### JOB
Copy all lines below containing "explorer".

### RECORD EXTRACTS

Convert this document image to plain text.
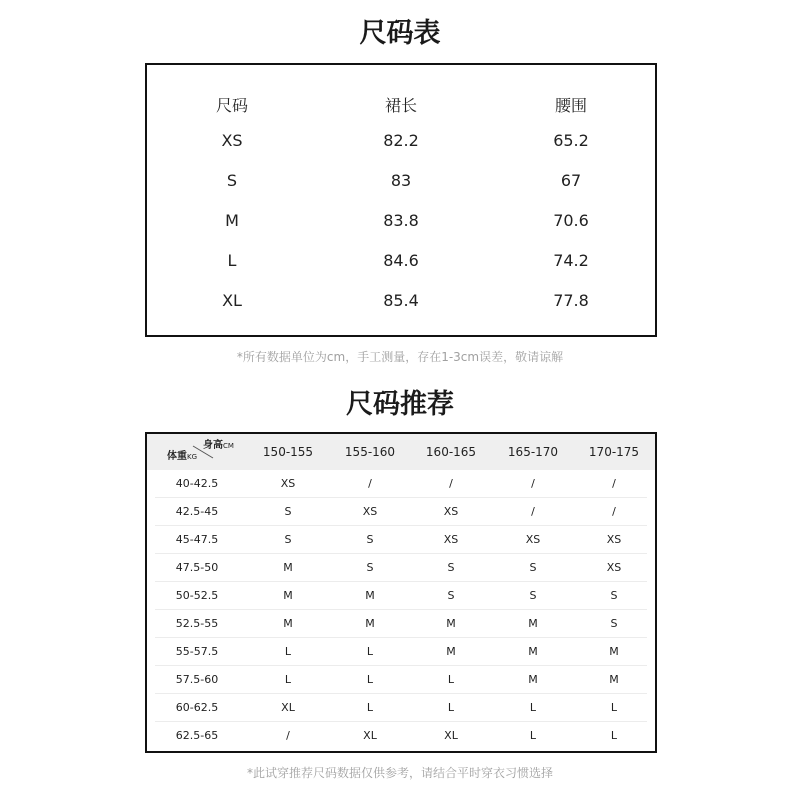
尺码表
尺码	裙长	腰围
XS	82.2	65.2
S	83	67
M	83.8	70.6
L	84.6	74.2
XL	85.4	77.8
*所有数据单位为cm，手工测量，存在1-3cm误差，敬请谅解
尺码推荐
身高CM
体重KG	150-155	155-160	160-165	165-170	170-175
40-42.5	XS	/	/	/	/
42.5-45	S	XS	XS	/	/
45-47.5	S	S	XS	XS	XS
47.5-50	M	S	S	S	XS
50-52.5	M	M	S	S	S
52.5-55	M	M	M	M	S
55-57.5	L	L	M	M	M
57.5-60	L	L	L	M	M
60-62.5	XL	L	L	L	L
62.5-65	/	XL	XL	L	L
*此试穿推荐尺码数据仅供参考，请结合平时穿衣习惯选择
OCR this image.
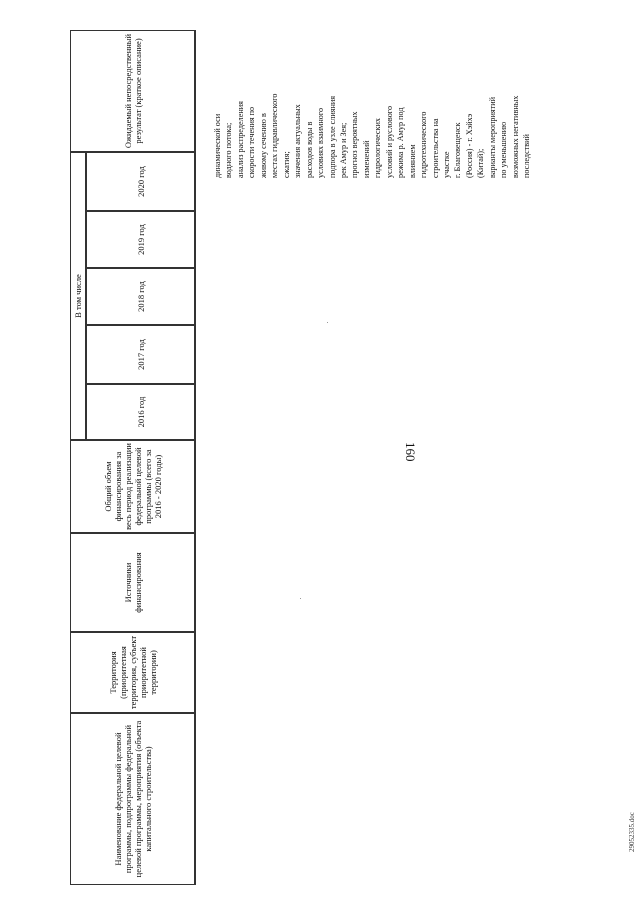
160
29052335.doc
Наименование федеральной целевой программы, подпрограммы федеральной целевой программы, мероприятия (объекта капитального строительства)
Территория (приоритетная территория, субъект приоритетной территории)
Источники финансирования
Общий объем финансирования за весь период реализации федеральной целевой программы (всего за 2016 - 2020 годы)
В том числе
2016 год
2017 год
2018 год
2019 год
2020 год
Ожидаемый непосредственный результат (краткое описание)
динамической оси водного потока; анализ распределения скорости течения по живому сечению в местах гидравлического сжатия; значения актуальных расходов воды в условиях взаимного подпора в узле слияния рек Амур и Зея; прогноз вероятных изменений гидрологических условий и руслового режима р. Амур под влиянием гидротехнического строительства на участке г. Благовещенск (Россия) - г. Хэйхэ (Китай); варианты мероприятий по уменьшению возможных негативных последствий
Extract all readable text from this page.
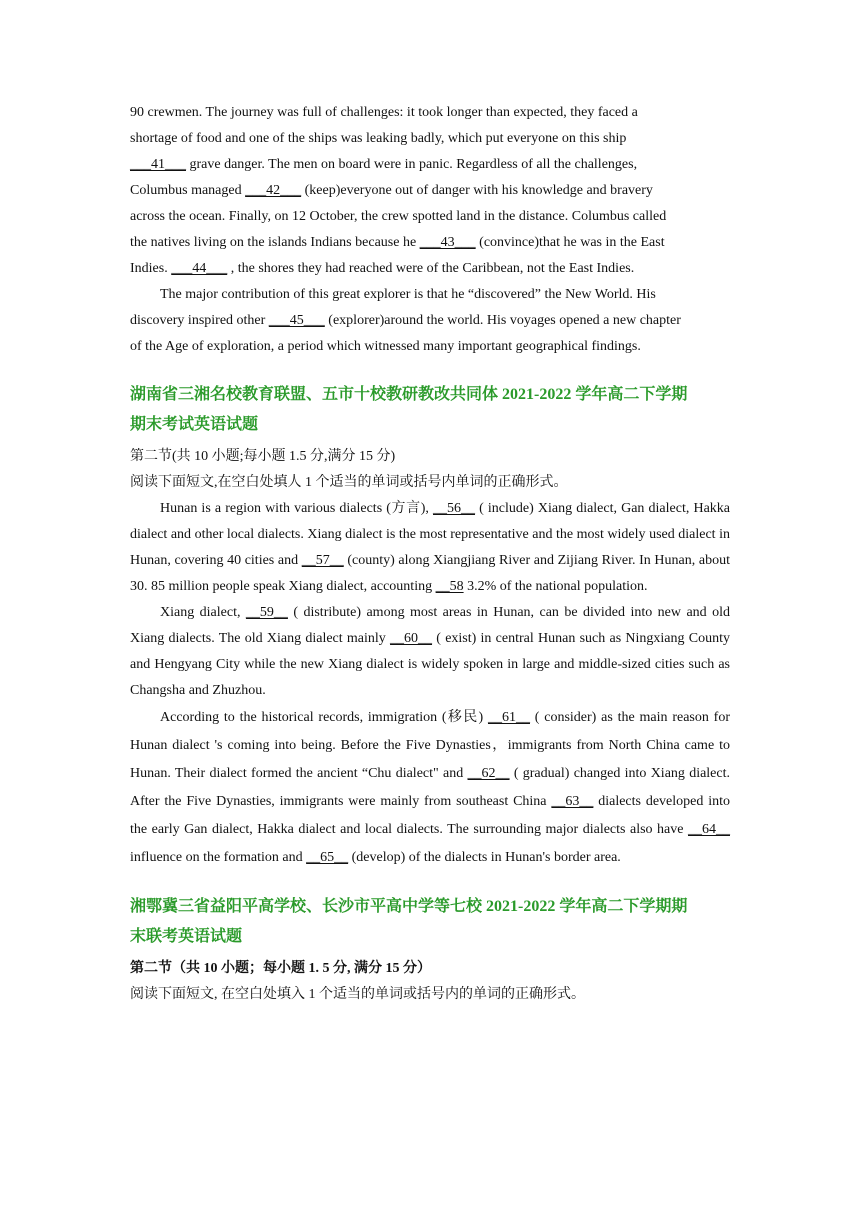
90 crewmen. The journey was full of challenges: it took longer than expected, they faced a
shortage of food and one of the ships was leaking badly, which put everyone on this ship
___41___ grave danger. The men on board were in panic. Regardless of all the challenges,
Columbus managed ___42___ (keep)everyone out of danger with his knowledge and bravery
across the ocean. Finally, on 12 October, the crew spotted land in the distance. Columbus called
the natives living on the islands Indians because he ___43___ (convince)that he was in the East
Indies. ___44___ , the shores they had reached were of the Caribbean, not the East Indies.

The major contribution of this great explorer is that he “discovered” the New World. His
discovery inspired other ___45___ (explorer)around the world. His voyages opened a new chapter
of the Age of exploration, a period which witnessed many important geographical findings.

湖南省三湘名校教育联盟、五市十校教研教改共同体 2021-2022 学年高二下学期
期末考试英语试题

第二节(共 10 小题;每小题 1.5 分,满分 15 分)

阅读下面短文,在空白处填人 1 个适当的单词或括号内单词的正确形式。

Hunan is a region with various dialects (方言), __56__ ( include) Xiang dialect, Gan dialect, Hakka dialect and other local dialects. Xiang dialect is the most representative and the most widely used dialect in Hunan, covering 40 cities and __57__ (county) along Xiangjiang River and Zijiang River. In Hunan, about 30. 85 million people speak Xiang dialect, accounting __58 3.2% of the national population.

Xiang dialect, __59__ ( distribute) among most areas in Hunan, can be divided into new and old Xiang dialects. The old Xiang dialect mainly __60__ ( exist) in central Hunan such as Ningxiang County and Hengyang City while the new Xiang dialect is widely spoken in large and middle-sized cities such as Changsha and Zhuzhou.

According to the historical records, immigration (移民) __61__ ( consider) as the main reason for Hunan dialect 's coming into being. Before the Five Dynasties，immigrants from North China came to Hunan. Their dialect formed the ancient “Chu dialect" and __62__ ( gradual) changed into Xiang dialect. After the Five Dynasties, immigrants were mainly from southeast China __63__ dialects developed into the early Gan dialect, Hakka dialect and local dialects. The surrounding major dialects also have __64__ influence on the formation and __65__ (develop) of the dialects in Hunan's border area.

湘鄂冀三省益阳平高学校、长沙市平高中学等七校 2021-2022 学年高二下学期期
末联考英语试题

第二节（共 10 小题；每小题 1. 5 分, 满分 15 分）

阅读下面短文, 在空白处填入 1 个适当的单词或括号内的单词的正确形式。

### EXPECTED ANSWER
The major contribution of this great explorer is that he “discovered” the New World. His
discovery inspired other ___45___ (explorer)around the world. His voyages opened a new chapter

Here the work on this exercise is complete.